Saved entries
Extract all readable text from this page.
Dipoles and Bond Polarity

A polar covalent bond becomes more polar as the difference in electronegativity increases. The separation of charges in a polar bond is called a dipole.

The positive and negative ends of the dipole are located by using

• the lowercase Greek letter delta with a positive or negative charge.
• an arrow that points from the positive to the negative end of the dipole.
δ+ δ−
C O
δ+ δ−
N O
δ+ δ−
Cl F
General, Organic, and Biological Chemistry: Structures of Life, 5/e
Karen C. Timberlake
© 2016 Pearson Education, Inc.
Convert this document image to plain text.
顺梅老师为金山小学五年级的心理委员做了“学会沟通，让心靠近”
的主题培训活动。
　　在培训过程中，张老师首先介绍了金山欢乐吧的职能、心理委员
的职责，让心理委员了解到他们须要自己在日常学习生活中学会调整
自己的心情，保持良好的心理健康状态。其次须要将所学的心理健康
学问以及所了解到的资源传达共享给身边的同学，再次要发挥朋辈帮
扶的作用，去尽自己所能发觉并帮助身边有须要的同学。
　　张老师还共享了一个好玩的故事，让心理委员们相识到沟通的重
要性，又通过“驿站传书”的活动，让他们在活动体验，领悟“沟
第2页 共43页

» **PROBLEM TO SOLVE**: Extract each entry in full, exactly as given.

» **ANSWER IN FULL**:
Extract all readable text from this page.
Dipoles and Bond Polarity

A polar covalent bond becomes more polar as the difference in electronegativity increases. The separation of charges in a polar bond is called a dipole.

The positive and negative ends of the dipole are located by using

• the lowercase Greek letter delta with a positive or negative charge.
• an arrow that points from the positive to the negative end of the dipole.
δ+ δ−
C O
δ+ δ−
N O
δ+ δ−
Cl F
General, Organic, and Biological Chemistry: Structures of Life, 5/e
Karen C. Timberlake
© 2016 Pearson Education, Inc.
Convert this document image to plain text.
顺梅老师为金山小学五年级的心理委员做了“学会沟通，让心靠近”
的主题培训活动。
　　在培训过程中，张老师首先介绍了金山欢乐吧的职能、心理委员
的职责，让心理委员了解到他们须要自己在日常学习生活中学会调整
自己的心情，保持良好的心理健康状态。其次须要将所学的心理健康
学问以及所了解到的资源传达共享给身边的同学，再次要发挥朋辈帮
扶的作用，去尽自己所能发觉并帮助身边有须要的同学。
　　张老师还共享了一个好玩的故事，让心理委员们相识到沟通的重
要性，又通过“驿站传书”的活动，让他们在活动体验，领悟“沟
第2页 共43页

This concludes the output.